■ STATED PROBLEM ■
Repeat the listing in full, word for word.
begin INPUT DATA
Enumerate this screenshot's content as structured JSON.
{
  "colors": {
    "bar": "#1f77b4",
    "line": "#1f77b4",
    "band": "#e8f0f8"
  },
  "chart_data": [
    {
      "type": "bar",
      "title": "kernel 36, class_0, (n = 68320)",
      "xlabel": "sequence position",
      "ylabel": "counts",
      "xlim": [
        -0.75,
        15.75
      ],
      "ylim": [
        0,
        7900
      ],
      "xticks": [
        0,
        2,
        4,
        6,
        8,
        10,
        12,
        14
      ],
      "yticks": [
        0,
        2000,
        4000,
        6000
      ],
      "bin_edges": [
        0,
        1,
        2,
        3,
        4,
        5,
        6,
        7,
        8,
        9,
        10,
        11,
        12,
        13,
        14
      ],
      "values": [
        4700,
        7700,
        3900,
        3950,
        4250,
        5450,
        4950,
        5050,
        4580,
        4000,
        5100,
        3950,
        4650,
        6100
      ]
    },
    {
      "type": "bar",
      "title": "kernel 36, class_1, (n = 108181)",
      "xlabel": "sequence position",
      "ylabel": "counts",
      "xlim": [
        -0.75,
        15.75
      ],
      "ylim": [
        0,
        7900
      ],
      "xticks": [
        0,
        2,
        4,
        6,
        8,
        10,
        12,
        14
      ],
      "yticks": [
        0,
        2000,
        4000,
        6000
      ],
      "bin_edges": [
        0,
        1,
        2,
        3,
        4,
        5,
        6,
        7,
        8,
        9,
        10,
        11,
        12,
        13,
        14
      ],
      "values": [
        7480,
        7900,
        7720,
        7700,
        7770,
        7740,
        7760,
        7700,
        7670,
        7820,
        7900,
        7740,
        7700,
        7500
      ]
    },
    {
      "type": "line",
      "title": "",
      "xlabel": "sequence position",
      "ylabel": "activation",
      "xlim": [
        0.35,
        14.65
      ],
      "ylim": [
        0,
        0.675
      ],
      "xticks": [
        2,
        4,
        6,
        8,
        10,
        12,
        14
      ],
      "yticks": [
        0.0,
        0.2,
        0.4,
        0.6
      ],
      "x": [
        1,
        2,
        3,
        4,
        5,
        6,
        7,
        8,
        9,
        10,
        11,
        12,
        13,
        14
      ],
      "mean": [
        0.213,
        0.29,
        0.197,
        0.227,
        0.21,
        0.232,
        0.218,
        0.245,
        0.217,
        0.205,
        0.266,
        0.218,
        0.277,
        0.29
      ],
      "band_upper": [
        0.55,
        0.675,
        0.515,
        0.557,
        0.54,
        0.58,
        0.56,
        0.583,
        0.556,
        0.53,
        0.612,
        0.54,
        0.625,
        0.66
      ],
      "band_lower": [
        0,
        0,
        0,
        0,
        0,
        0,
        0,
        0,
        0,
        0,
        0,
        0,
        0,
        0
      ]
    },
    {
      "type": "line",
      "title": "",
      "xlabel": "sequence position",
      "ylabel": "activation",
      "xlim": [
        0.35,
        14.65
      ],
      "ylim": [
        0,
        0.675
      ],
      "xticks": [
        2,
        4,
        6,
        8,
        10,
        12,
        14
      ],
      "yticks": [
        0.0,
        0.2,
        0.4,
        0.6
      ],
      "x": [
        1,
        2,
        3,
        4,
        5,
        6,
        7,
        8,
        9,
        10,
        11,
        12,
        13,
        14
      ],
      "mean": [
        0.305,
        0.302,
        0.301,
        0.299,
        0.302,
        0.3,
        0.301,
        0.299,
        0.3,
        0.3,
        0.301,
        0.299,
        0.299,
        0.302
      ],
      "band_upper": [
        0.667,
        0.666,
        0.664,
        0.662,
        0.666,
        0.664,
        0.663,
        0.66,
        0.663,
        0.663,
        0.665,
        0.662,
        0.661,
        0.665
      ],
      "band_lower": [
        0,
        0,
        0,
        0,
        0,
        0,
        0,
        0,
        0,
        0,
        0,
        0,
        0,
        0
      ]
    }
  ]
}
end INPUT DATA
■ RIGHT ANSWER ■
Enumerate this screenshot's content as structured JSON.
{
  "colors": {
    "bar": "#1f77b4",
    "line": "#1f77b4",
    "band": "#e8f0f8"
  },
  "chart_data": [
    {
      "type": "bar",
      "title": "kernel 36, class_0, (n = 68320)",
      "xlabel": "sequence position",
      "ylabel": "counts",
      "xlim": [
        -0.75,
        15.75
      ],
      "ylim": [
        0,
        7900
      ],
      "xticks": [
        0,
        2,
        4,
        6,
        8,
        10,
        12,
        14
      ],
      "yticks": [
        0,
        2000,
        4000,
        6000
      ],
      "bin_edges": [
        0,
        1,
        2,
        3,
        4,
        5,
        6,
        7,
        8,
        9,
        10,
        11,
        12,
        13,
        14
      ],
      "values": [
        4700,
        7700,
        3900,
        3950,
        4250,
        5450,
        4950,
        5050,
        4580,
        4000,
        5100,
        3950,
        4650,
        6100
      ]
    },
    {
      "type": "bar",
      "title": "kernel 36, class_1, (n = 108181)",
      "xlabel": "sequence position",
      "ylabel": "counts",
      "xlim": [
        -0.75,
        15.75
      ],
      "ylim": [
        0,
        7900
      ],
      "xticks": [
        0,
        2,
        4,
        6,
        8,
        10,
        12,
        14
      ],
      "yticks": [
        0,
        2000,
        4000,
        6000
      ],
      "bin_edges": [
        0,
        1,
        2,
        3,
        4,
        5,
        6,
        7,
        8,
        9,
        10,
        11,
        12,
        13,
        14
      ],
      "values": [
        7480,
        7900,
        7720,
        7700,
        7770,
        7740,
        7760,
        7700,
        7670,
        7820,
        7900,
        7740,
        7700,
        7500
      ]
    },
    {
      "type": "line",
      "title": "",
      "xlabel": "sequence position",
      "ylabel": "activation",
      "xlim": [
        0.35,
        14.65
      ],
      "ylim": [
        0,
        0.675
      ],
      "xticks": [
        2,
        4,
        6,
        8,
        10,
        12,
        14
      ],
      "yticks": [
        0.0,
        0.2,
        0.4,
        0.6
      ],
      "x": [
        1,
        2,
        3,
        4,
        5,
        6,
        7,
        8,
        9,
        10,
        11,
        12,
        13,
        14
      ],
      "mean": [
        0.213,
        0.29,
        0.197,
        0.227,
        0.21,
        0.232,
        0.218,
        0.245,
        0.217,
        0.205,
        0.266,
        0.218,
        0.277,
        0.29
      ],
      "band_upper": [
        0.55,
        0.675,
        0.515,
        0.557,
        0.54,
        0.58,
        0.56,
        0.583,
        0.556,
        0.53,
        0.612,
        0.54,
        0.625,
        0.66
      ],
      "band_lower": [
        0,
        0,
        0,
        0,
        0,
        0,
        0,
        0,
        0,
        0,
        0,
        0,
        0,
        0
      ]
    },
    {
      "type": "line",
      "title": "",
      "xlabel": "sequence position",
      "ylabel": "activation",
      "xlim": [
        0.35,
        14.65
      ],
      "ylim": [
        0,
        0.675
      ],
      "xticks": [
        2,
        4,
        6,
        8,
        10,
        12,
        14
      ],
      "yticks": [
        0.0,
        0.2,
        0.4,
        0.6
      ],
      "x": [
        1,
        2,
        3,
        4,
        5,
        6,
        7,
        8,
        9,
        10,
        11,
        12,
        13,
        14
      ],
      "mean": [
        0.305,
        0.302,
        0.301,
        0.299,
        0.302,
        0.3,
        0.301,
        0.299,
        0.3,
        0.3,
        0.301,
        0.299,
        0.299,
        0.302
      ],
      "band_upper": [
        0.667,
        0.666,
        0.664,
        0.662,
        0.666,
        0.664,
        0.663,
        0.66,
        0.663,
        0.663,
        0.665,
        0.662,
        0.661,
        0.665
      ],
      "band_lower": [
        0,
        0,
        0,
        0,
        0,
        0,
        0,
        0,
        0,
        0,
        0,
        0,
        0,
        0
      ]
    }
  ]
}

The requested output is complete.